→ EXERCISE OBJECTIVE
What is the number of lines containing the word "Реактивы"? Give that number alone.
____ RECORDS FOR THE EXERCISE
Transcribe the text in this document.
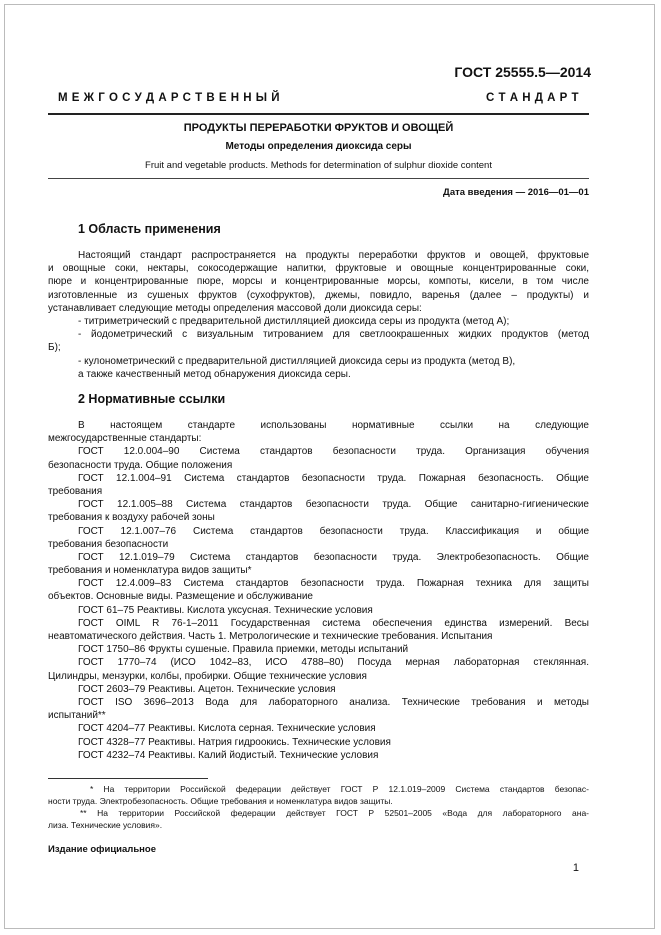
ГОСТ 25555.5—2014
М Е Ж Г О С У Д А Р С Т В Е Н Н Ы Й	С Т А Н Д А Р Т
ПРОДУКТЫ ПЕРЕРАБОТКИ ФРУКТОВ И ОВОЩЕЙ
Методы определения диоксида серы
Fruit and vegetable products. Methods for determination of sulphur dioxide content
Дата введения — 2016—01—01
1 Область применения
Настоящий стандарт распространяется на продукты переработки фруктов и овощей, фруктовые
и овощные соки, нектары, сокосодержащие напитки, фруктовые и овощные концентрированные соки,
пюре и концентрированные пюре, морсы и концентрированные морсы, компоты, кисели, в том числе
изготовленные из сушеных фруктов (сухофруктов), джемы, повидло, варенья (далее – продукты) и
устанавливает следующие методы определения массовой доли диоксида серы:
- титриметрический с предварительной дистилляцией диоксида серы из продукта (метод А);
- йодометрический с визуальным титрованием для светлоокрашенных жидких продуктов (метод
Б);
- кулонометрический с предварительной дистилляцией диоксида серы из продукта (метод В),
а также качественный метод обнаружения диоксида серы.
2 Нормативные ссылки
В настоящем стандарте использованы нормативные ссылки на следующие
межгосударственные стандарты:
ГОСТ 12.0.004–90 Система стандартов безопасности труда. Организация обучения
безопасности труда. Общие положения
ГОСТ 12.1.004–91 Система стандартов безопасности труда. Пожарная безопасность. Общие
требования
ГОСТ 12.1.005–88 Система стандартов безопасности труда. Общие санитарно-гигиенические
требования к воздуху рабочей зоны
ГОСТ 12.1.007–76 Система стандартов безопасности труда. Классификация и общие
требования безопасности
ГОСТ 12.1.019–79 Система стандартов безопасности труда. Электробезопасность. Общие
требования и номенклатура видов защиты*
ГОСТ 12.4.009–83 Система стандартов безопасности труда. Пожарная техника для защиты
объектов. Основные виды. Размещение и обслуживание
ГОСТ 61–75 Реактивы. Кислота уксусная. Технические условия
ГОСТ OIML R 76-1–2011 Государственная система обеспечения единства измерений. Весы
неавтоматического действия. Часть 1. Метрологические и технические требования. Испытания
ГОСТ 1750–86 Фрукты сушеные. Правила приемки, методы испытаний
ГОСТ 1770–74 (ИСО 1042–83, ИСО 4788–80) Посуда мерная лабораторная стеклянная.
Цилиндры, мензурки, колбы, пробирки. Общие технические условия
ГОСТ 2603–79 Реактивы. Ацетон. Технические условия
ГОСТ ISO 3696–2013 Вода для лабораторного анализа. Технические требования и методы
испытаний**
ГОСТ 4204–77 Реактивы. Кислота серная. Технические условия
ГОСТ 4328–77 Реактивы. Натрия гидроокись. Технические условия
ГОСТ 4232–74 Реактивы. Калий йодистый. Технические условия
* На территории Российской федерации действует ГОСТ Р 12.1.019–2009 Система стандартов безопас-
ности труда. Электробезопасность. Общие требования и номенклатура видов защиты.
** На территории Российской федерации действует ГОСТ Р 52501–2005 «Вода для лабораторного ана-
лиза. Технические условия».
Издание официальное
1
________
____ RECORDS FOR THE EXERCISE
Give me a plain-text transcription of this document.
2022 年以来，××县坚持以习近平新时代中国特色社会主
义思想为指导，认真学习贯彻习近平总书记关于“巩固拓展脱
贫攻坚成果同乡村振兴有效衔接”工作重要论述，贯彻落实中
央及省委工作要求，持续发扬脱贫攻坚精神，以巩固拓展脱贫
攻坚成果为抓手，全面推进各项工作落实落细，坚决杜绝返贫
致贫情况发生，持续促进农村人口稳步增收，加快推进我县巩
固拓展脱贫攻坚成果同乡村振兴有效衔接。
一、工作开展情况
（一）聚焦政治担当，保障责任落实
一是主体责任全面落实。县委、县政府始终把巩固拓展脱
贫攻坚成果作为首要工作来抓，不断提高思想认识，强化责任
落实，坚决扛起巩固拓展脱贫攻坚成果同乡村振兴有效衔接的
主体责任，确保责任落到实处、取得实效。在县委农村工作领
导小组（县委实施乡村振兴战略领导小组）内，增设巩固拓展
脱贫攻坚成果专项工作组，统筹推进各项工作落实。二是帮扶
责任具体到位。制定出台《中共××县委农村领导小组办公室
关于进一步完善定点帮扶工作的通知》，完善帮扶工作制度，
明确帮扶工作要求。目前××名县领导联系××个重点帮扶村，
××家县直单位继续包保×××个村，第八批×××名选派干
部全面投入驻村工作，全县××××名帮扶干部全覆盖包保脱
________
→ ANSWER TO THE EXERCISE
5